**Instruction**
Your task is to copy every record exactly.

+++

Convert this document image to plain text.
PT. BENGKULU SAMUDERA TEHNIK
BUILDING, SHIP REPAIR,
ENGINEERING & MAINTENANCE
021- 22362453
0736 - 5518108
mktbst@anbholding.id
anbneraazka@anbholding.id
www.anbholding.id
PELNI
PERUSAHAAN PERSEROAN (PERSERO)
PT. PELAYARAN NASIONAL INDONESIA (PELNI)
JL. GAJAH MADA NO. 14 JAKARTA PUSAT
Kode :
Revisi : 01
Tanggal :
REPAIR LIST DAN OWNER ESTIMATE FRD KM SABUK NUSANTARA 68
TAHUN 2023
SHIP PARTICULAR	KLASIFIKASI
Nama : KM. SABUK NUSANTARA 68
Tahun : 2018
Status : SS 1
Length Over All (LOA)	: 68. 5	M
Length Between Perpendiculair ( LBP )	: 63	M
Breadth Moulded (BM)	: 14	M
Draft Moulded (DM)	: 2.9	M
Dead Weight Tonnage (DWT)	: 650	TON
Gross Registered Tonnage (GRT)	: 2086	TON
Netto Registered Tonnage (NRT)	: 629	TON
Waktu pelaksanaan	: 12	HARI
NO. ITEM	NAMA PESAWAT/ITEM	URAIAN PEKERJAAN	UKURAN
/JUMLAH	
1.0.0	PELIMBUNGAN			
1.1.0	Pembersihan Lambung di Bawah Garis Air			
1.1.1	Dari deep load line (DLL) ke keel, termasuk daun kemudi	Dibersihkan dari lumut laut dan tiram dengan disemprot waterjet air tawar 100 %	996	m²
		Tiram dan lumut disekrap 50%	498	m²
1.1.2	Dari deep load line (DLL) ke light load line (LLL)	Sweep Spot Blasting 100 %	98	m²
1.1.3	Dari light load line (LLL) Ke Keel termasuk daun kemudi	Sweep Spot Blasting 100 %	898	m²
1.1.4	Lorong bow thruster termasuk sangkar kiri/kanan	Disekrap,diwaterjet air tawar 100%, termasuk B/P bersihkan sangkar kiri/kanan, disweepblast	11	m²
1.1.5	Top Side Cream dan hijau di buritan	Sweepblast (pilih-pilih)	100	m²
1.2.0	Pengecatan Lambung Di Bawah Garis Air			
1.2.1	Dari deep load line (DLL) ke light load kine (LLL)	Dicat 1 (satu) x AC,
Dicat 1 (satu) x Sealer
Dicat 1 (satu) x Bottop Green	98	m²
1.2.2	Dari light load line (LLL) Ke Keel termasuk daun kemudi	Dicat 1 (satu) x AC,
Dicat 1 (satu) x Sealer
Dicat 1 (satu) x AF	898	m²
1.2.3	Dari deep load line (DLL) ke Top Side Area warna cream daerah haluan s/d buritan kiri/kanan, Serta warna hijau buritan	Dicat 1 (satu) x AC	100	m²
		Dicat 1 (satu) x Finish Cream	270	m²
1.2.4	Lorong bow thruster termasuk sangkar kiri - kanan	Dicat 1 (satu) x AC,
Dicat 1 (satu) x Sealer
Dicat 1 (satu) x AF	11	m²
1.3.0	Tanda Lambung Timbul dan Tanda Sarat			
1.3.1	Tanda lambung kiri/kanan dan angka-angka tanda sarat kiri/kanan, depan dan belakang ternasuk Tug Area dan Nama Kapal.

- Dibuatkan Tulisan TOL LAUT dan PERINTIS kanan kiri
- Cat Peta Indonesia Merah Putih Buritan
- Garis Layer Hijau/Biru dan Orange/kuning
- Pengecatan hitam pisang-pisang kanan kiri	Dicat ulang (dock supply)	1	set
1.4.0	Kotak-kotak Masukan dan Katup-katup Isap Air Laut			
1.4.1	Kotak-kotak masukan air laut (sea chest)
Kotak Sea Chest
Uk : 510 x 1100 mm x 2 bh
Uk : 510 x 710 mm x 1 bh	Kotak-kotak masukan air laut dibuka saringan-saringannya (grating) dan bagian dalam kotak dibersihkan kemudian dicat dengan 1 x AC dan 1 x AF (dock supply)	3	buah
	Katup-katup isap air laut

+++

**Full answer**
Convert this document image to plain text.
PT. BENGKULU SAMUDERA TEHNIK
BUILDING, SHIP REPAIR,
ENGINEERING & MAINTENANCE
021- 22362453
0736 - 5518108
mktbst@anbholding.id
anbneraazka@anbholding.id
www.anbholding.id
PELNI
PERUSAHAAN PERSEROAN (PERSERO)
PT. PELAYARAN NASIONAL INDONESIA (PELNI)
JL. GAJAH MADA NO. 14 JAKARTA PUSAT
Kode :
Revisi : 01
Tanggal :
REPAIR LIST DAN OWNER ESTIMATE FRD KM SABUK NUSANTARA 68
TAHUN 2023
SHIP PARTICULAR	KLASIFIKASI
Nama : KM. SABUK NUSANTARA 68
Tahun : 2018
Status : SS 1
Length Over All (LOA)	: 68. 5	M
Length Between Perpendiculair ( LBP )	: 63	M
Breadth Moulded (BM)	: 14	M
Draft Moulded (DM)	: 2.9	M
Dead Weight Tonnage (DWT)	: 650	TON
Gross Registered Tonnage (GRT)	: 2086	TON
Netto Registered Tonnage (NRT)	: 629	TON
Waktu pelaksanaan	: 12	HARI
NO. ITEM	NAMA PESAWAT/ITEM	URAIAN PEKERJAAN	UKURAN
/JUMLAH	
1.0.0	PELIMBUNGAN			
1.1.0	Pembersihan Lambung di Bawah Garis Air			
1.1.1	Dari deep load line (DLL) ke keel, termasuk daun kemudi	Dibersihkan dari lumut laut dan tiram dengan disemprot waterjet air tawar 100 %	996	m²
		Tiram dan lumut disekrap 50%	498	m²
1.1.2	Dari deep load line (DLL) ke light load line (LLL)	Sweep Spot Blasting 100 %	98	m²
1.1.3	Dari light load line (LLL) Ke Keel termasuk daun kemudi	Sweep Spot Blasting 100 %	898	m²
1.1.4	Lorong bow thruster termasuk sangkar kiri/kanan	Disekrap,diwaterjet air tawar 100%, termasuk B/P bersihkan sangkar kiri/kanan, disweepblast	11	m²
1.1.5	Top Side Cream dan hijau di buritan	Sweepblast (pilih-pilih)	100	m²
1.2.0	Pengecatan Lambung Di Bawah Garis Air			
1.2.1	Dari deep load line (DLL) ke light load kine (LLL)	Dicat 1 (satu) x AC,
Dicat 1 (satu) x Sealer
Dicat 1 (satu) x Bottop Green	98	m²
1.2.2	Dari light load line (LLL) Ke Keel termasuk daun kemudi	Dicat 1 (satu) x AC,
Dicat 1 (satu) x Sealer
Dicat 1 (satu) x AF	898	m²
1.2.3	Dari deep load line (DLL) ke Top Side Area warna cream daerah haluan s/d buritan kiri/kanan, Serta warna hijau buritan	Dicat 1 (satu) x AC	100	m²
		Dicat 1 (satu) x Finish Cream	270	m²
1.2.4	Lorong bow thruster termasuk sangkar kiri - kanan	Dicat 1 (satu) x AC,
Dicat 1 (satu) x Sealer
Dicat 1 (satu) x AF	11	m²
1.3.0	Tanda Lambung Timbul dan Tanda Sarat			
1.3.1	Tanda lambung kiri/kanan dan angka-angka tanda sarat kiri/kanan, depan dan belakang ternasuk Tug Area dan Nama Kapal.

- Dibuatkan Tulisan TOL LAUT dan PERINTIS kanan kiri
- Cat Peta Indonesia Merah Putih Buritan
- Garis Layer Hijau/Biru dan Orange/kuning
- Pengecatan hitam pisang-pisang kanan kiri	Dicat ulang (dock supply)	1	set
1.4.0	Kotak-kotak Masukan dan Katup-katup Isap Air Laut			
1.4.1	Kotak-kotak masukan air laut (sea chest)
Kotak Sea Chest
Uk : 510 x 1100 mm x 2 bh
Uk : 510 x 710 mm x 1 bh	Kotak-kotak masukan air laut dibuka saringan-saringannya (grating) dan bagian dalam kotak dibersihkan kemudian dicat dengan 1 x AC dan 1 x AF (dock supply)	3	buah
	Katup-katup isap air laut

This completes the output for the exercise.